• [YOUR TASK]: Search the records below for the word "让红领巾高高飘扬在白族山村" and show every line where it occurs.

• [SUPPLIED DATA]:
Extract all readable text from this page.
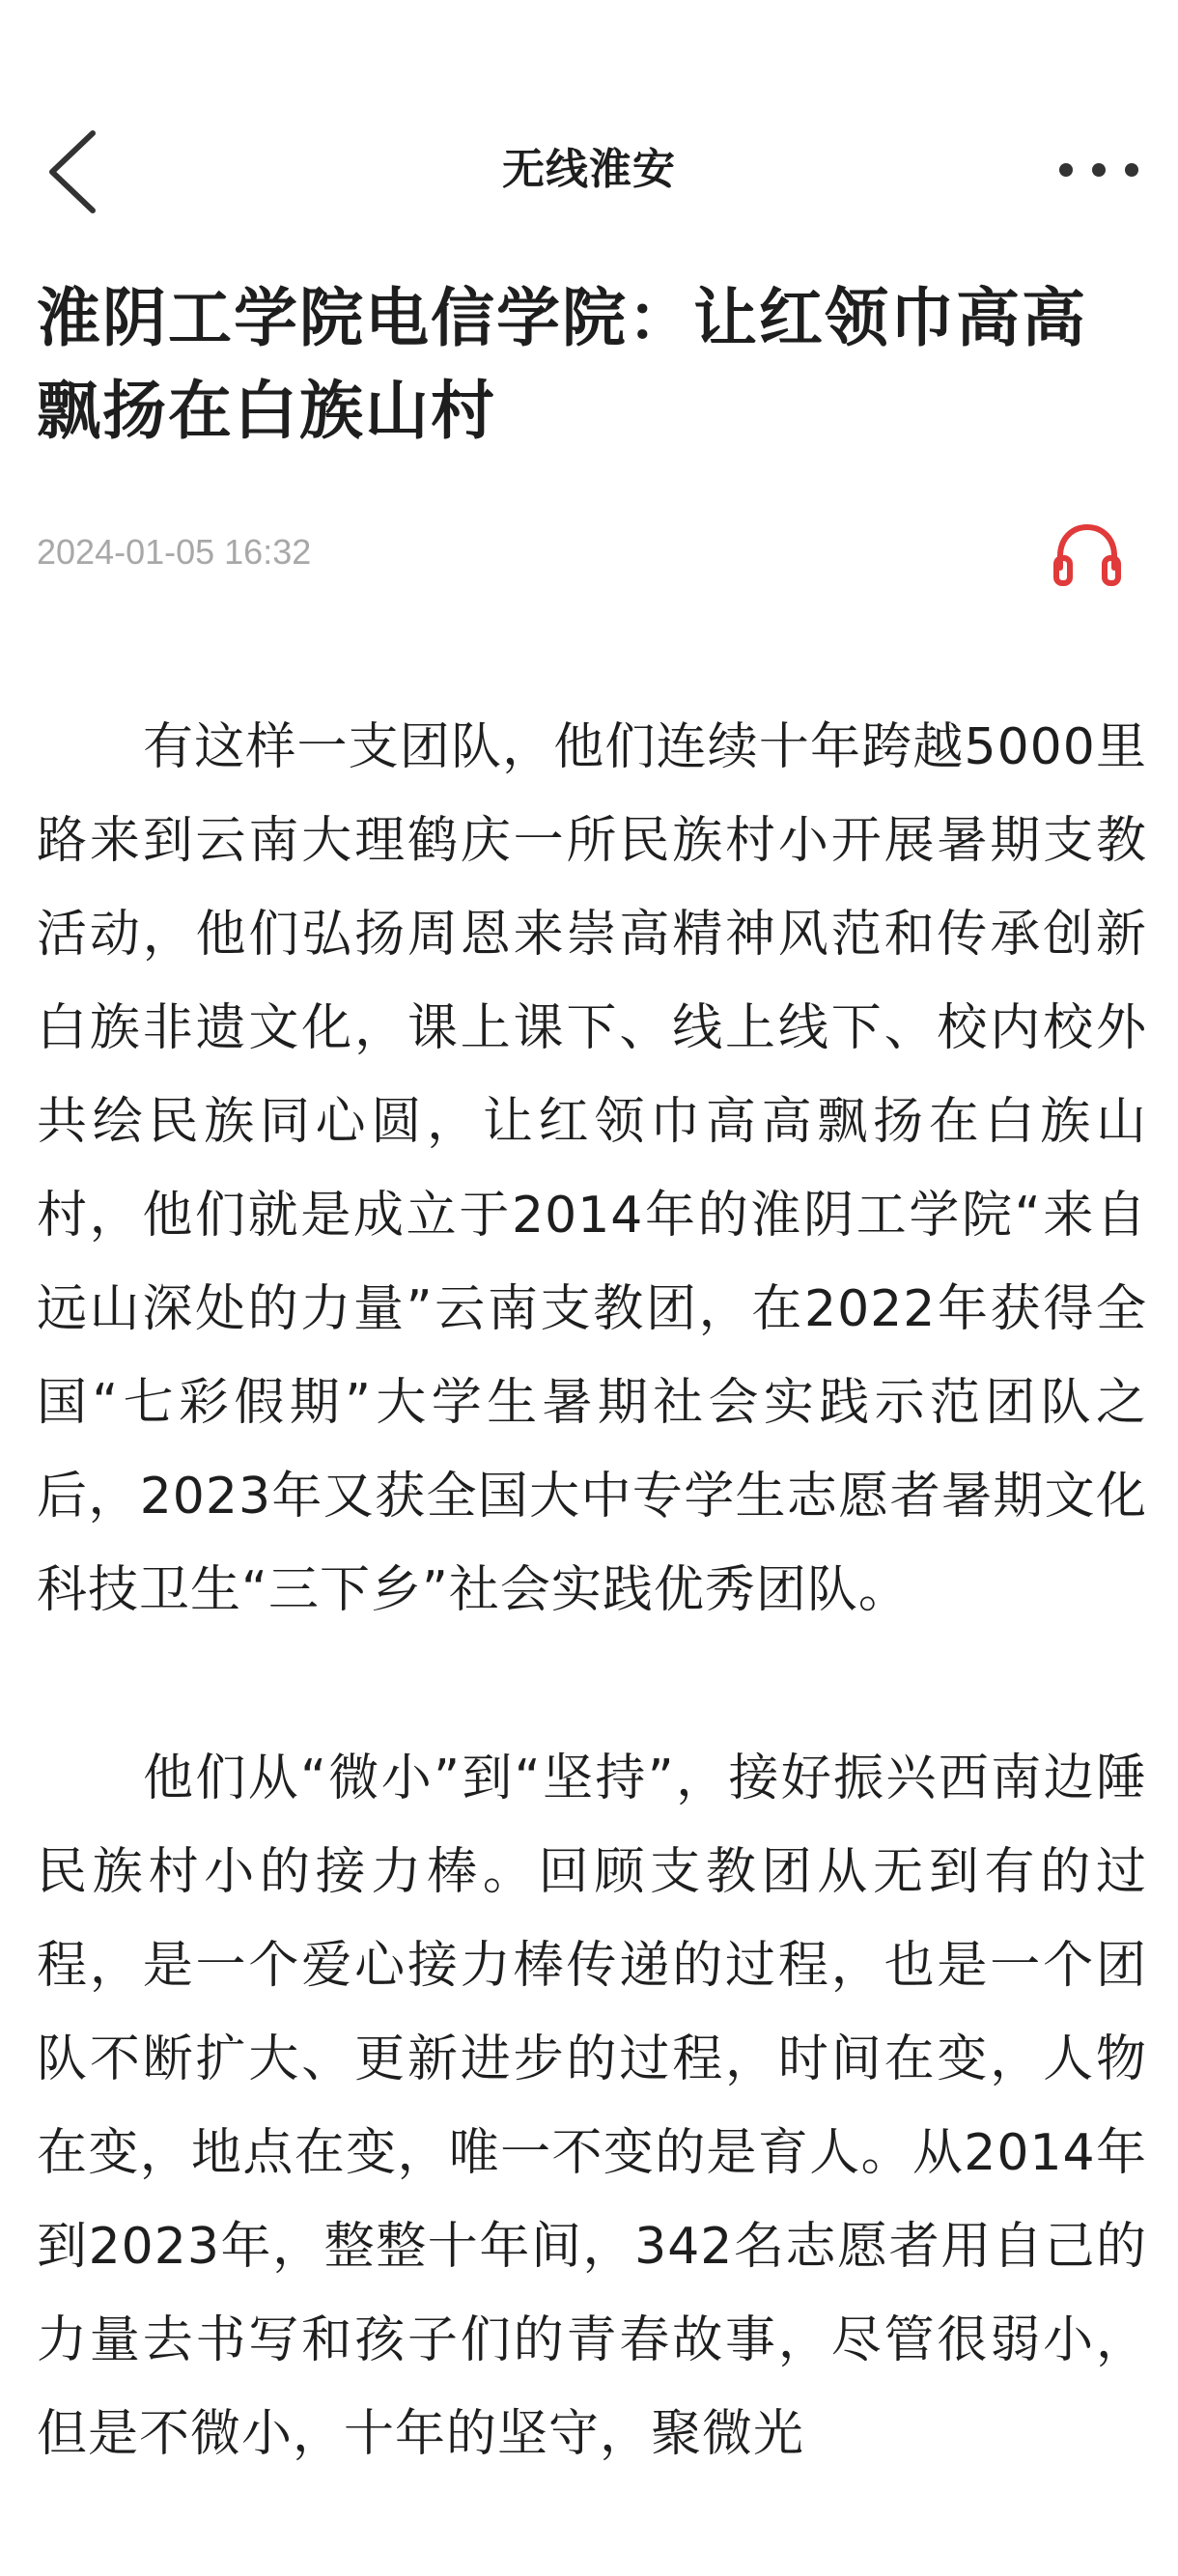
无线淮安
淮阴工学院电信学院：让红领巾高高飘扬在白族山村
2024-01-05 16:32

有这样一支团队，他们连续十年跨越5000里路来到云南大理鹤庆一所民族村小开展暑期支教活动，他们弘扬周恩来崇高精神风范和传承创新白族非遗文化，课上课下、线上线下、校内校外共绘民族同心圆，让红领巾高高飘扬在白族山村，他们就是成立于2014年的淮阴工学院“来自远山深处的力量”云南支教团，在2022年获得全国“七彩假期”大学生暑期社会实践示范团队之后，2023年又获全国大中专学生志愿者暑期文化科技卫生“三下乡”社会实践优秀团队。

他们从“微小”到“坚持”，接好振兴西南边陲民族村小的接力棒。回顾支教团从无到有的过程，是一个爱心接力棒传递的过程，也是一个团队不断扩大、更新进步的过程，时间在变，人物在变，地点在变，唯一不变的是育人。从2014年到2023年，整整十年间，342名志愿者用自己的力量去书写和孩子们的青春故事，尽管很弱小，但是不微小，十年的坚守，聚微光
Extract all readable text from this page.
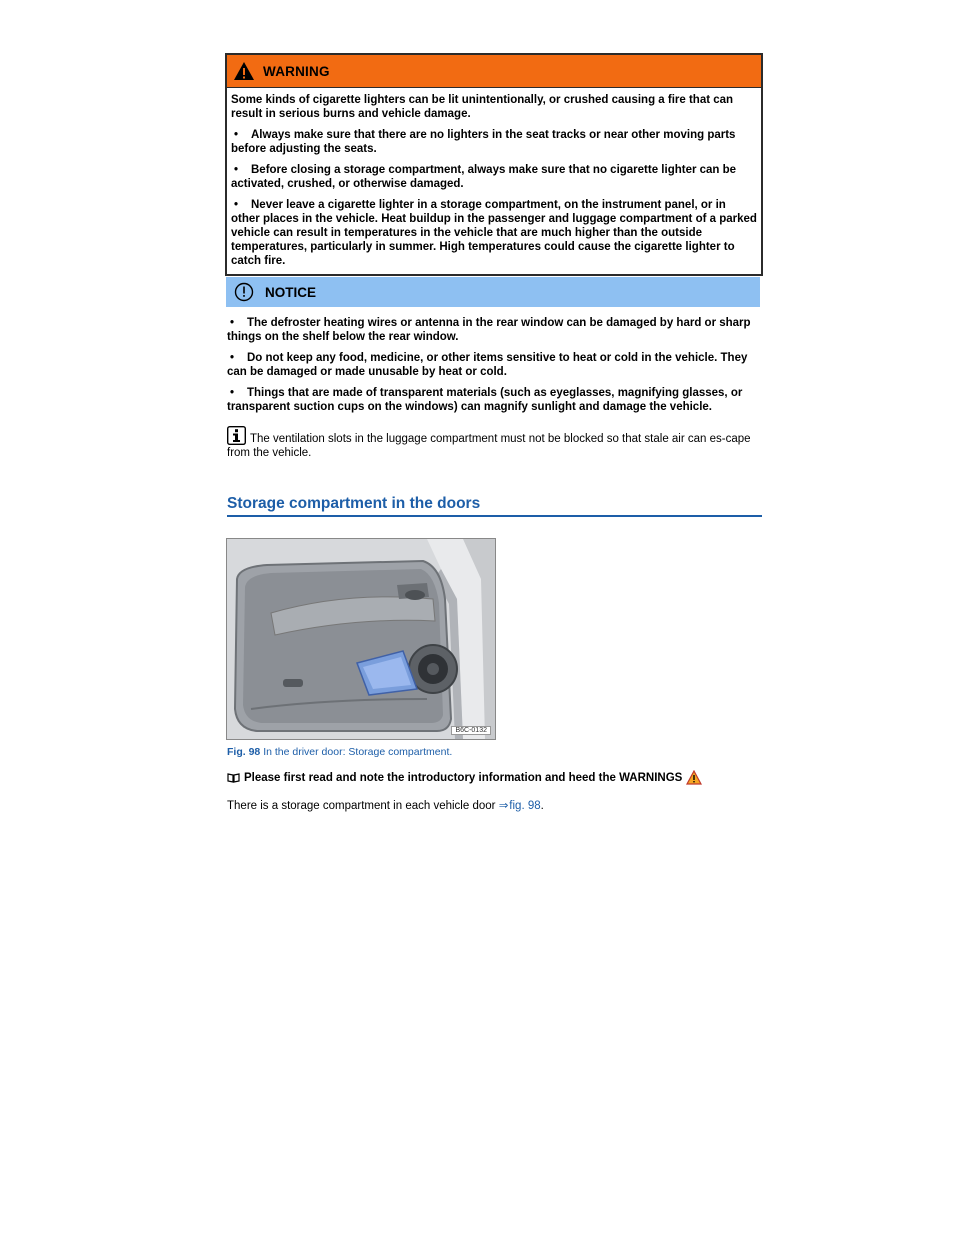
WARNING

Some kinds of cigarette lighters can be lit unintentionally, or crushed causing a fire that can result in serious burns and vehicle damage.

• Always make sure that there are no lighters in the seat tracks or near other moving parts before adjusting the seats.

• Before closing a storage compartment, always make sure that no cigarette lighter can be activated, crushed, or otherwise damaged.

• Never leave a cigarette lighter in a storage compartment, on the instrument panel, or in other places in the vehicle. Heat buildup in the passenger and luggage compartment of a parked vehicle can result in temperatures in the vehicle that are much higher than the outside temperatures, particularly in summer. High temperatures could cause the cigarette lighter to catch fire.

NOTICE

• The defroster heating wires or antenna in the rear window can be damaged by hard or sharp things on the shelf below the rear window.

• Do not keep any food, medicine, or other items sensitive to heat or cold in the vehicle. They can be damaged or made unusable by heat or cold.

• Things that are made of transparent materials (such as eyeglasses, magnifying glasses, or transparent suction cups on the windows) can magnify sunlight and damage the vehicle.

The ventilation slots in the luggage compartment must not be blocked so that stale air can es-cape from the vehicle.
Storage compartment in the doors
B6C-0132
Fig. 98 In the driver door: Storage compartment.
Please first read and note the introductory information and heed the WARNINGS
There is a storage compartment in each vehicle door ⇒ fig. 98.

• [FINISHED TASK]:
淮阴工学院电信学院：让红领巾高高飘扬在白族山村
有这样一支团队，他们连续十年跨越5000里路来到云南大理鹤庆一所民族村小开展暑期支教活动，他们弘扬周恩来崇高精神风范和传承创新白族非遗文化，课上课下、线上线下、校内校外共绘民族同心圆，让红领巾高高飘扬在白族山村，他们就是成立于2014年的淮阴工学院“来自远山深处的力量”云南支教团，在2022年获得全国“七彩假期”大学生暑期社会实践示范团队之后，2023年又获全国大中专学生志愿者暑期文化科技卫生“三下乡”社会实践优秀团队。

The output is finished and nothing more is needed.